• PROBLEM TO WORK ON:
Find every line below that contains the word "Xception" and copy it out.

^^^^^^^^^^^^^^^^

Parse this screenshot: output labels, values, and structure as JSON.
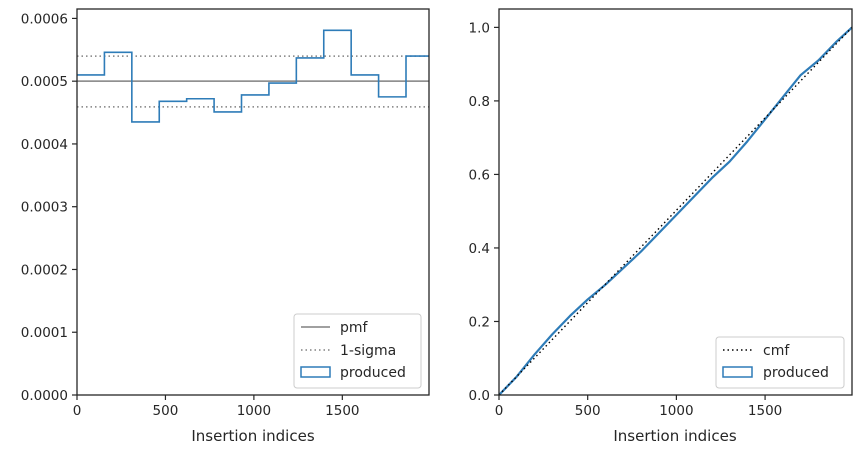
{
  "chart_data": [
    {
      "type": "histogram-step",
      "xlabel": "Insertion indices",
      "ylabel": "",
      "xlim": [
        0,
        1990
      ],
      "ylim": [
        0,
        0.000615
      ],
      "xticks": [
        0,
        500,
        1000,
        1500
      ],
      "xtick_labels": [
        "0",
        "500",
        "1000",
        "1500"
      ],
      "yticks": [
        0,
        0.0001,
        0.0002,
        0.0003,
        0.0004,
        0.0005,
        0.0006
      ],
      "ytick_labels": [
        "0.0000",
        "0.0001",
        "0.0002",
        "0.0003",
        "0.0004",
        "0.0005",
        "0.0006"
      ],
      "grid": false,
      "legend_position": "lower-right",
      "pmf": 0.0005,
      "sigma_band": [
        0.000459,
        0.00054
      ],
      "bin_edges": [
        0,
        155,
        310,
        465,
        620,
        775,
        930,
        1085,
        1240,
        1395,
        1550,
        1705,
        1860,
        1990
      ],
      "bin_values": [
        0.00051,
        0.000546,
        0.000435,
        0.000468,
        0.000472,
        0.000451,
        0.000478,
        0.000497,
        0.000537,
        0.000581,
        0.00051,
        0.000475,
        0.00054
      ],
      "series": [
        {
          "name": "pmf",
          "color": "#808080",
          "style": "solid"
        },
        {
          "name": "1-sigma",
          "color": "#808080",
          "style": "dotted"
        },
        {
          "name": "produced",
          "color": "#2e7cb8",
          "style": "step"
        }
      ]
    },
    {
      "type": "line",
      "xlabel": "Insertion indices",
      "ylabel": "",
      "xlim": [
        0,
        1990
      ],
      "ylim": [
        0,
        1.05
      ],
      "xticks": [
        0,
        500,
        1000,
        1500
      ],
      "xtick_labels": [
        "0",
        "500",
        "1000",
        "1500"
      ],
      "yticks": [
        0,
        0.2,
        0.4,
        0.6,
        0.8,
        1.0
      ],
      "ytick_labels": [
        "0.0",
        "0.2",
        "0.4",
        "0.6",
        "0.8",
        "1.0"
      ],
      "grid": false,
      "legend_position": "lower-right",
      "cmf": {
        "x": [
          0,
          1990
        ],
        "y": [
          0,
          1.0
        ]
      },
      "produced": {
        "x": [
          0,
          100,
          200,
          300,
          400,
          500,
          600,
          700,
          800,
          900,
          1000,
          1100,
          1200,
          1300,
          1400,
          1500,
          1600,
          1700,
          1800,
          1900,
          1990
        ],
        "y": [
          0,
          0.05,
          0.11,
          0.165,
          0.215,
          0.26,
          0.3,
          0.345,
          0.39,
          0.44,
          0.49,
          0.54,
          0.59,
          0.635,
          0.69,
          0.75,
          0.81,
          0.87,
          0.91,
          0.96,
          1.0
        ]
      },
      "series": [
        {
          "name": "cmf",
          "color": "#000000",
          "style": "dotted"
        },
        {
          "name": "produced",
          "color": "#2e7cb8",
          "style": "solid"
        }
      ]
    }
  ]
}
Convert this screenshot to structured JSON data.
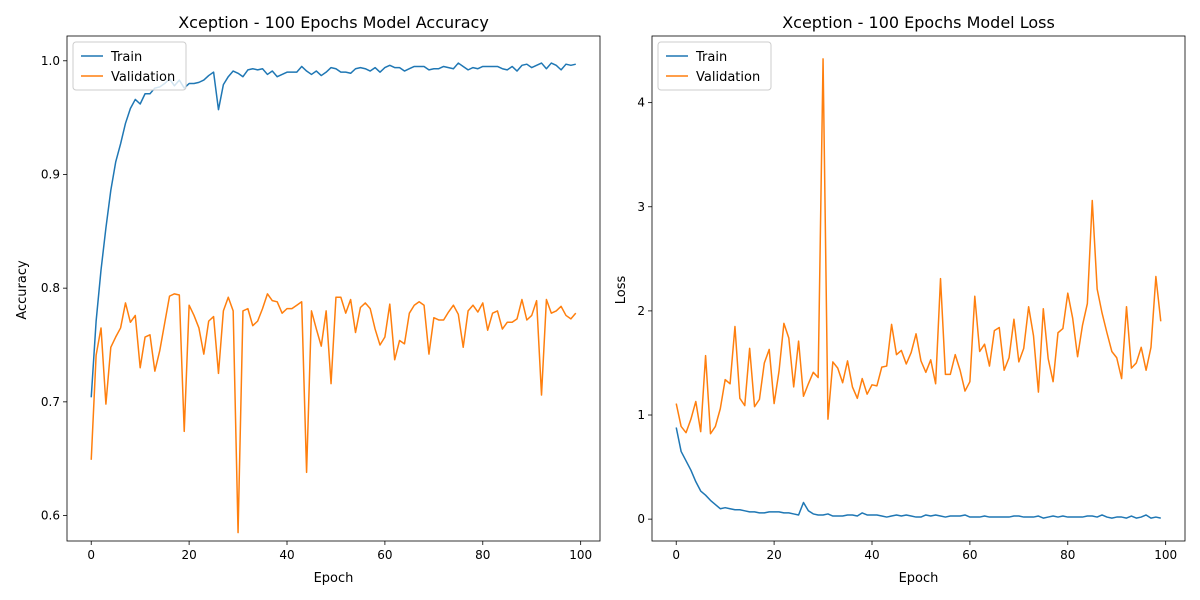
{
  "colors": {
    "train": "#1f77b4",
    "validation": "#ff7f0e"
  },
  "chart_data": [
    {
      "type": "line",
      "title": "Xception - 100 Epochs Model Accuracy",
      "xlabel": "Epoch",
      "ylabel": "Accuracy",
      "xlim": [
        -4.95,
        103.95
      ],
      "ylim": [
        0.5776,
        1.0218
      ],
      "xticks": [
        0,
        20,
        40,
        60,
        80,
        100
      ],
      "yticks": [
        0.6,
        0.7,
        0.8,
        0.9,
        1.0
      ],
      "ytick_labels": [
        "0.6",
        "0.7",
        "0.8",
        "0.9",
        "1.0"
      ],
      "legend": "upper-left",
      "series": [
        {
          "name": "Train",
          "color": "#1f77b4",
          "values": [
            0.704,
            0.771,
            0.816,
            0.853,
            0.886,
            0.911,
            0.927,
            0.945,
            0.958,
            0.966,
            0.962,
            0.971,
            0.971,
            0.976,
            0.977,
            0.98,
            0.984,
            0.978,
            0.983,
            0.976,
            0.98,
            0.98,
            0.981,
            0.983,
            0.987,
            0.99,
            0.957,
            0.979,
            0.986,
            0.991,
            0.989,
            0.986,
            0.992,
            0.993,
            0.992,
            0.993,
            0.988,
            0.991,
            0.986,
            0.988,
            0.99,
            0.99,
            0.99,
            0.995,
            0.991,
            0.988,
            0.991,
            0.987,
            0.99,
            0.994,
            0.993,
            0.99,
            0.99,
            0.989,
            0.993,
            0.994,
            0.993,
            0.991,
            0.994,
            0.99,
            0.994,
            0.996,
            0.994,
            0.994,
            0.991,
            0.993,
            0.995,
            0.995,
            0.995,
            0.992,
            0.993,
            0.993,
            0.995,
            0.994,
            0.993,
            0.998,
            0.995,
            0.992,
            0.994,
            0.993,
            0.995,
            0.995,
            0.995,
            0.995,
            0.993,
            0.992,
            0.995,
            0.991,
            0.996,
            0.997,
            0.994,
            0.996,
            0.998,
            0.993,
            0.998,
            0.996,
            0.992,
            0.997,
            0.996,
            0.997
          ]
        },
        {
          "name": "Validation",
          "color": "#ff7f0e",
          "values": [
            0.649,
            0.741,
            0.765,
            0.698,
            0.748,
            0.757,
            0.765,
            0.787,
            0.77,
            0.776,
            0.73,
            0.757,
            0.759,
            0.727,
            0.745,
            0.769,
            0.793,
            0.795,
            0.794,
            0.674,
            0.785,
            0.776,
            0.765,
            0.742,
            0.771,
            0.775,
            0.725,
            0.78,
            0.792,
            0.78,
            0.585,
            0.78,
            0.782,
            0.767,
            0.771,
            0.782,
            0.795,
            0.789,
            0.788,
            0.778,
            0.782,
            0.782,
            0.785,
            0.788,
            0.638,
            0.78,
            0.764,
            0.749,
            0.78,
            0.716,
            0.792,
            0.792,
            0.778,
            0.79,
            0.761,
            0.783,
            0.787,
            0.782,
            0.764,
            0.75,
            0.757,
            0.786,
            0.737,
            0.754,
            0.751,
            0.778,
            0.785,
            0.788,
            0.785,
            0.742,
            0.774,
            0.772,
            0.772,
            0.779,
            0.785,
            0.777,
            0.748,
            0.78,
            0.785,
            0.779,
            0.787,
            0.763,
            0.778,
            0.78,
            0.764,
            0.77,
            0.77,
            0.773,
            0.79,
            0.772,
            0.776,
            0.789,
            0.706,
            0.79,
            0.778,
            0.78,
            0.784,
            0.776,
            0.773,
            0.778
          ]
        }
      ]
    },
    {
      "type": "line",
      "title": "Xception - 100 Epochs Model Loss",
      "xlabel": "Epoch",
      "ylabel": "Loss",
      "xlim": [
        -4.95,
        103.95
      ],
      "ylim": [
        -0.21,
        4.64
      ],
      "xticks": [
        0,
        20,
        40,
        60,
        80,
        100
      ],
      "yticks": [
        0,
        1,
        2,
        3,
        4
      ],
      "ytick_labels": [
        "0",
        "1",
        "2",
        "3",
        "4"
      ],
      "legend": "upper-left",
      "series": [
        {
          "name": "Train",
          "color": "#1f77b4",
          "values": [
            0.88,
            0.65,
            0.56,
            0.47,
            0.36,
            0.27,
            0.23,
            0.18,
            0.14,
            0.1,
            0.11,
            0.1,
            0.09,
            0.09,
            0.08,
            0.07,
            0.07,
            0.06,
            0.06,
            0.07,
            0.07,
            0.07,
            0.06,
            0.06,
            0.05,
            0.04,
            0.16,
            0.08,
            0.05,
            0.04,
            0.04,
            0.05,
            0.03,
            0.03,
            0.03,
            0.04,
            0.04,
            0.03,
            0.06,
            0.04,
            0.04,
            0.04,
            0.03,
            0.02,
            0.03,
            0.04,
            0.03,
            0.04,
            0.03,
            0.02,
            0.02,
            0.04,
            0.03,
            0.04,
            0.03,
            0.02,
            0.03,
            0.03,
            0.03,
            0.04,
            0.02,
            0.02,
            0.02,
            0.03,
            0.02,
            0.02,
            0.02,
            0.02,
            0.02,
            0.03,
            0.03,
            0.02,
            0.02,
            0.02,
            0.03,
            0.01,
            0.02,
            0.03,
            0.02,
            0.03,
            0.02,
            0.02,
            0.02,
            0.02,
            0.03,
            0.03,
            0.02,
            0.04,
            0.02,
            0.01,
            0.02,
            0.02,
            0.01,
            0.03,
            0.01,
            0.02,
            0.04,
            0.01,
            0.02,
            0.01
          ]
        },
        {
          "name": "Validation",
          "color": "#ff7f0e",
          "values": [
            1.11,
            0.89,
            0.83,
            0.96,
            1.13,
            0.84,
            1.57,
            0.82,
            0.89,
            1.06,
            1.34,
            1.3,
            1.85,
            1.16,
            1.09,
            1.64,
            1.08,
            1.15,
            1.5,
            1.63,
            1.11,
            1.42,
            1.88,
            1.74,
            1.27,
            1.71,
            1.18,
            1.3,
            1.41,
            1.36,
            4.42,
            0.96,
            1.51,
            1.45,
            1.31,
            1.52,
            1.27,
            1.16,
            1.35,
            1.2,
            1.29,
            1.28,
            1.46,
            1.47,
            1.87,
            1.58,
            1.62,
            1.49,
            1.6,
            1.78,
            1.52,
            1.41,
            1.53,
            1.3,
            2.31,
            1.39,
            1.39,
            1.58,
            1.43,
            1.23,
            1.32,
            2.14,
            1.61,
            1.68,
            1.47,
            1.81,
            1.84,
            1.43,
            1.55,
            1.92,
            1.51,
            1.64,
            2.04,
            1.76,
            1.22,
            2.02,
            1.54,
            1.32,
            1.79,
            1.83,
            2.17,
            1.93,
            1.56,
            1.86,
            2.07,
            3.06,
            2.21,
            1.98,
            1.79,
            1.61,
            1.55,
            1.35,
            2.04,
            1.45,
            1.5,
            1.65,
            1.43,
            1.65,
            2.33,
            1.9
          ]
        }
      ]
    }
  ]
}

^^^^^^^^^^^^^^^^

• SOLUTION:
      "title": "Xception - 100 Epochs Model Accuracy",
      "title": "Xception - 100 Epochs Model Loss",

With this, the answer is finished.